[Job 1]:
Revise the experimental design text from "library(designr)" to "of the factors.", replacing "Latin square" with "Graeco-Latin square".
[Job 2]:
Pick up the experimental design text after its last sentence and write what comes next.

— START OF Text passage —

Setup

knitr::opts_chunk$set(echo = TRUE)

library(dplyr)
library(designr)

# Set a "seed" for the random numnber generator
set.seed(12345)  

Experimental Design(s)

In an experimental design, we distinguish between random and fixed factors. The "levels" of the random factors are quasi-random samples from a population of persons (subjects) or material (items). To avoid confusion with levels of fixed factors we will refer to levels of random factors as instances. For fixed factors, usual (quasi-)experimental ones, we must specify whether they are between- or within-subjects and between- or within-items. For a given fixed factor all four combinations are possible in principle. We also need to decide on a counterbalancing scheme; a common example is a Latin square applied to all or a subset of the factors.

In this vignette, we illustrate how to set up an experiment using subject (Subj) and item (Item) as random factors. In this fictive experiment, the words of a text are presented serially one at a time at a slow, medium, or high rate (i.e., fixed factor Speed with three levels) at the center of the screen. A second factor is cognitive load varying whether subjects have keep six digits in memory while reading or not (i.e., fixed factor Load with two levels yes and no).

Typically, in such an experiment, (1) each subject reads different texts (Item) in the 2 x 3 experimental conditions; (2) each subject reads the same number of texts in each condition; (3) across subjects each text (item) is presented equally often in the six experimental conditions. The final example in this vignette implements this design. However, for didactic reasons, we first show how within/between-subject and within/between-item features of the factors are specified without counterbalancing. These designs are preferred if repeated exposure to the same stimuli in an experimental condition does not have any confounding effects on the measure.

Complete within-subject and within-item design; no counterbalancing

In the first version of the experimental design, each subject sees each text in each of 2 x 3 experimental conditions. Thus, the two fixed factors Speed and Load are both within-subject and within-item. A minimum of six subjects and six texts is required for a complete within-subject/within-item design. We summarize the design with the design formula:

Load(2) x Speed(3) x 6 Item x 6 Subj

This is a completely crossed design. Note the difference between specification of levels for fixed and instances for random factors. The product of numbers in the formula informs about the number of observations generated by the design. In this case: 216 observations.

— END OF Text passage —
— START OF Given information —

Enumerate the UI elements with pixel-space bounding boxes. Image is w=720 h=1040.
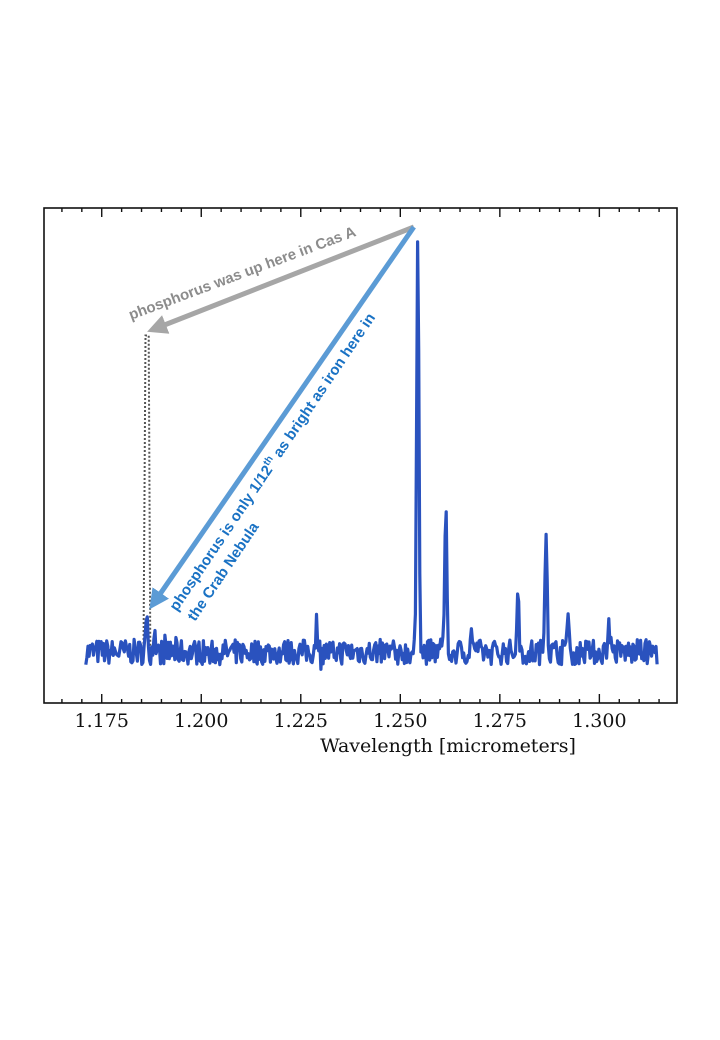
cas-a-annotation-text: phosphorus was up here in Cas A bbox=[126, 223, 358, 323]
x-tick-label: 1.225 bbox=[274, 710, 328, 732]
crab-annotation-text-line1: phosphorus is only 1/12th as bright as i… bbox=[165, 310, 379, 615]
spectrum-polyline bbox=[84, 240, 659, 671]
plot-frame bbox=[43, 207, 678, 704]
crab-spectrum-line bbox=[84, 240, 659, 671]
dotted-profile bbox=[142, 334, 152, 653]
x-tick-label: 1.200 bbox=[174, 710, 228, 732]
gray-arrow bbox=[147, 224, 415, 334]
x-tick-label: 1.175 bbox=[75, 710, 129, 732]
x-axis-label: Wavelength [micrometers] bbox=[320, 735, 576, 757]
x-tick-label: 1.250 bbox=[373, 710, 427, 732]
blue-arrow bbox=[149, 225, 416, 610]
annotations: phosphorus was up here in Cas Aphosphoru… bbox=[126, 223, 416, 624]
cas-a-phosphorus-reference-line bbox=[142, 334, 152, 653]
x-tick-label: 1.300 bbox=[572, 710, 626, 732]
x-tick-label: 1.275 bbox=[473, 710, 527, 732]
x-axis-ticks bbox=[61, 208, 660, 703]
x-axis-tick-labels: 1.175 1.200 1.225 1.250 1.275 1.300 bbox=[75, 710, 627, 732]
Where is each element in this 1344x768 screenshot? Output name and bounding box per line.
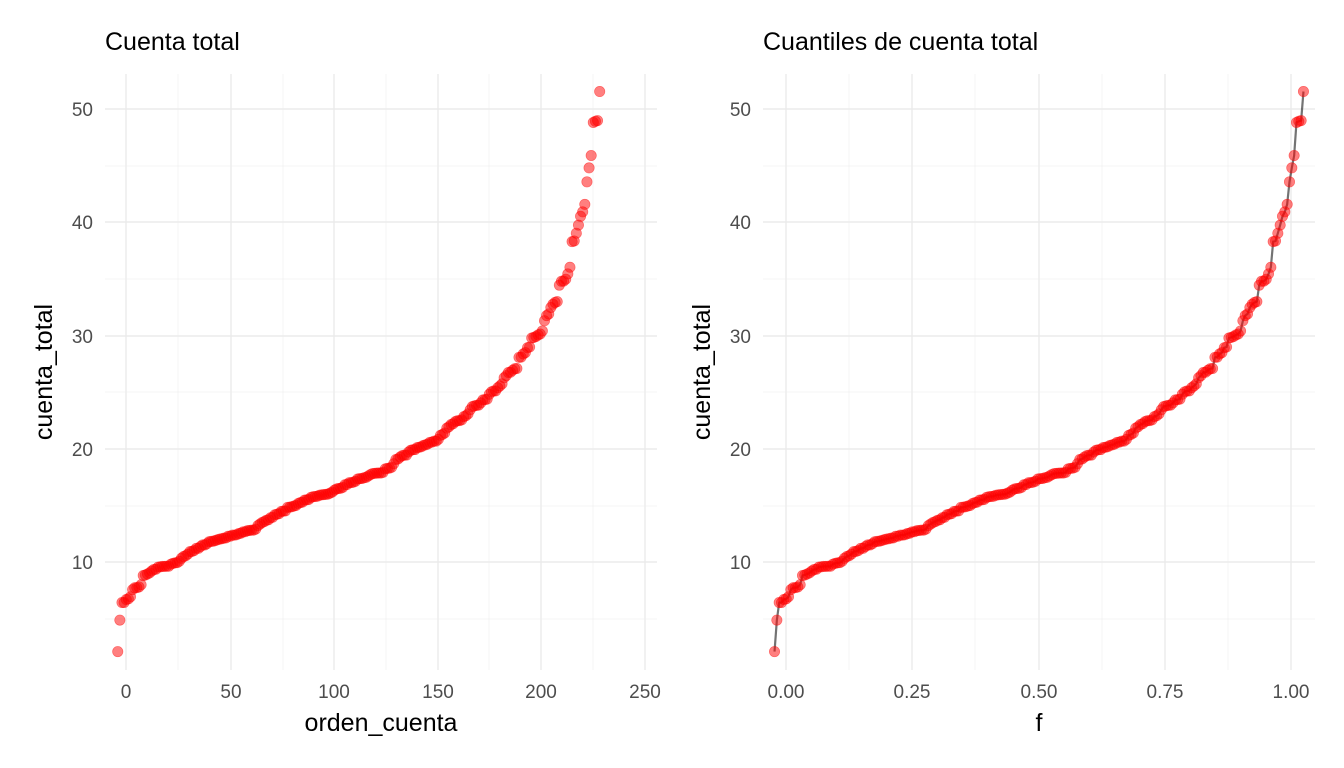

— END OF Given information —

[Written answer 1]:
library(designr)

# Set a "seed" for the random numnber generator
set.seed(12345)  

Experimental Design(s)

In an experimental design, we distinguish between random and fixed factors. The "levels" of the random factors are quasi-random samples from a population of persons (subjects) or material (items). To avoid confusion with levels of fixed factors we will refer to levels of random factors as instances. For fixed factors, usual (quasi-)experimental ones, we must specify whether they are between- or within-subjects and between- or within-items. For a given fixed factor all four combinations are possible in principle. We also need to decide on a counterbalancing scheme; a common example is a Graeco-Latin square applied to all or a subset of the factors.

[Written answer 2]:
design1 <- 
  fixed.factor("Speed", levels=c("slow", "medium", "fast")) +
  fixed.factor("Load",  levels=c("yes", "no")) +
  random.factor("Subj", instances=6) +    
  random.factor("Item", instances=6)    


codes1 <- arrange(design.codes(design1), Subj, Item)[c(3, 4, 2, 1)]
codes1
tail(codes1, 10)

#xtabs( ~ Subj + Item + Load + Speed, codes1)
xtabs(~ Load + Speed, codes1)
xtabs(~ Subj + Load + Speed, codes1)
xtabs(~ Item + Load + Speed, codes1)

The first command generates the list design1. The function design.codes() extracts the generated variable coding as a dataframe in the tibble format. After resorting and rearranging the variables, the code is converted to the long format (i.e, N=216). Obviously, having subjects read each text six times may lead to practice effects that would need to be taken into account by counterbalancing the order in which texts are presented across subjects.

Speed within-subject/within-item, Text within-subject/between-item; no counterbalancing

In the second example, we replace the factor Load with a factor Type of text. We assume that Items 1 to 3 are simple texts and items 4 to 6 are complex texts. Subjects read both simple and complex texts; Type of text is a within-subject factor. Each text (item), however is either simple or complex. Thus, Type is a between-item factor in this design.

Such a design is realized by specifying Type with the groups argument in the corresponding random.factor() command. We generate 3 items (instances) within each of the two levels of the factor Type, that is, as in the first example, we will have again six different items.

Design formula:

Type(2) x Speed(3) x 3 Item[Type] x 6 Subj

We read the item-part of this formula: "3 Items nested under levels of Type." The total number of different instances for the random factor Item is 3 items x 2 levels of Type, that is 6 items. The design generates 108 observations; it is no longer completely crossed.

design2 <- fixed.factor("Speed", levels=c("slow", "medium", "fast")) +
  fixed.factor("Type",  levels=c("simple", "complex")) +
  random.factor("Subj", instances=6) +   
  random.factor("Item", groups="Type", instances=3)

codes2 <- arrange(design.codes(design2), Subj, Item)[c(3, 4, 1, 2)]
codes2

xtabs(~ Item + Type, codes2)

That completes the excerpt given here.